● Input material
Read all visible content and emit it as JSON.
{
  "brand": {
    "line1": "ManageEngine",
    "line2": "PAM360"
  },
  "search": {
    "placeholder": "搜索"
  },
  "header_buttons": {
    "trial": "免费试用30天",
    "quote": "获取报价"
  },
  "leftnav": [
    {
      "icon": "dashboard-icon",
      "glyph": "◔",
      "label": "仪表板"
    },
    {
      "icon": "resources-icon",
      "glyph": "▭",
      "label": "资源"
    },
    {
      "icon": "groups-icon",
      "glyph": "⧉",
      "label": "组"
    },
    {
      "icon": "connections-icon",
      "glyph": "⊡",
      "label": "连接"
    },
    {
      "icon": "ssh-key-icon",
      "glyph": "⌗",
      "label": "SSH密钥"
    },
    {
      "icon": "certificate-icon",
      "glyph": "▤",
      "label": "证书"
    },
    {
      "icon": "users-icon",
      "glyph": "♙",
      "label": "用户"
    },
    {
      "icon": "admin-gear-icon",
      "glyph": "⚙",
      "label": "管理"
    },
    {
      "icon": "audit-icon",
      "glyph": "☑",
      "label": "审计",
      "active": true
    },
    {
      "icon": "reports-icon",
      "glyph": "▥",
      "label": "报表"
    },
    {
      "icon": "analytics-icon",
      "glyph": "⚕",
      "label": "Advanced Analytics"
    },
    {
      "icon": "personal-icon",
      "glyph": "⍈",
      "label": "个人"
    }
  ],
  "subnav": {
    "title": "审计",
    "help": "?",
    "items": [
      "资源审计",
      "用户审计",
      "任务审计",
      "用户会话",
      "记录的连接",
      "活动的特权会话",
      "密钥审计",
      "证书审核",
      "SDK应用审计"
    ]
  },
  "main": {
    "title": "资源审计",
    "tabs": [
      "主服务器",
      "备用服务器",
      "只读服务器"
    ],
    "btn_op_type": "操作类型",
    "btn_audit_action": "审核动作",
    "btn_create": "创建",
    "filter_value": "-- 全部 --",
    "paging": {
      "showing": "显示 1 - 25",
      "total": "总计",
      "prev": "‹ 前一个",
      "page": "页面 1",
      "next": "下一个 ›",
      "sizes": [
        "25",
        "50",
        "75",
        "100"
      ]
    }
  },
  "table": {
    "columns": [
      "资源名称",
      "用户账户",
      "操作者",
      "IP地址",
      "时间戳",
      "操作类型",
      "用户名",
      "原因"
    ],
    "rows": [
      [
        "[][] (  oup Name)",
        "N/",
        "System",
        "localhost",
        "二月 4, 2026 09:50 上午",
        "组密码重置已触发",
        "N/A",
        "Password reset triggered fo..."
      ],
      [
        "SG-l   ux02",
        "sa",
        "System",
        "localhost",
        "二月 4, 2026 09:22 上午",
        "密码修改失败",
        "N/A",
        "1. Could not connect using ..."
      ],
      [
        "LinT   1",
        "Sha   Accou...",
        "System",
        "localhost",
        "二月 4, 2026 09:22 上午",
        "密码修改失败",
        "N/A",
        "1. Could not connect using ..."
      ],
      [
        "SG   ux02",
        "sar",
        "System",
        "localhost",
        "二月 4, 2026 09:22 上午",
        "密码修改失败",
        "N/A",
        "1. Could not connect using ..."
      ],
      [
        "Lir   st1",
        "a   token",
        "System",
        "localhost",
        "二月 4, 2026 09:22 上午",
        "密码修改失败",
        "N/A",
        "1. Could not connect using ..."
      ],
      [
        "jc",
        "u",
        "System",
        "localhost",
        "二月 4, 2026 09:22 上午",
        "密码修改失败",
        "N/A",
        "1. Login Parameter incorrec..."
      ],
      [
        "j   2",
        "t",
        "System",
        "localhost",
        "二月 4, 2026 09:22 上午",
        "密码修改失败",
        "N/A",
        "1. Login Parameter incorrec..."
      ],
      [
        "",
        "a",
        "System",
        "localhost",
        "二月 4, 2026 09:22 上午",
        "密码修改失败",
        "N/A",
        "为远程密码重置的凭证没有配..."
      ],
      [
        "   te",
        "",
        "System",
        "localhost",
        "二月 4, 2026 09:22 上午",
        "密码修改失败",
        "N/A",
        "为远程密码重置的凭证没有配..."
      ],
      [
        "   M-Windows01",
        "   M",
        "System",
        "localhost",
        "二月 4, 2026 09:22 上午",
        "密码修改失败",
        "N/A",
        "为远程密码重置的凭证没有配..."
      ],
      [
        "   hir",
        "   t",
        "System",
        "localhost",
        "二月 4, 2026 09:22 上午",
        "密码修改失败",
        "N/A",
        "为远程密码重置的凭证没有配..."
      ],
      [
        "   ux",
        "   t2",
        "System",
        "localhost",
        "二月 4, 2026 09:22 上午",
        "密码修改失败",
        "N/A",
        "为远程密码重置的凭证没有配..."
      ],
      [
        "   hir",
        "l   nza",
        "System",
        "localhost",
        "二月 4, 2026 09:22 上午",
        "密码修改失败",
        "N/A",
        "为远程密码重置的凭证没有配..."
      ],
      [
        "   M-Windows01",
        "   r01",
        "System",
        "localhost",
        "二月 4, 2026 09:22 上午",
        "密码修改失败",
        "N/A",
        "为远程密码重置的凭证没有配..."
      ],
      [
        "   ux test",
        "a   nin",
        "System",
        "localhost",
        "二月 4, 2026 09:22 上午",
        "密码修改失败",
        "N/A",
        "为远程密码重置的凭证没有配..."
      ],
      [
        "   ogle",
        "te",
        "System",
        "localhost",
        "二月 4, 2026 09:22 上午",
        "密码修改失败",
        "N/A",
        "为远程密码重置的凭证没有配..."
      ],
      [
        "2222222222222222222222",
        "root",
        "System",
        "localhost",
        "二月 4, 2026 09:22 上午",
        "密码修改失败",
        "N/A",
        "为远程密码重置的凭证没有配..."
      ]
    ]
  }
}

● The exercise
Look through the entries above and list every line containing "icon".

● Exercise response
      "icon": "dashboard-icon",
      "icon": "resources-icon",
      "icon": "groups-icon",
      "icon": "connections-icon",
      "icon": "ssh-key-icon",
      "icon": "certificate-icon",
      "icon": "users-icon",
      "icon": "admin-gear-icon",
      "icon": "audit-icon",
      "icon": "reports-icon",
      "icon": "analytics-icon",
      "icon": "personal-icon",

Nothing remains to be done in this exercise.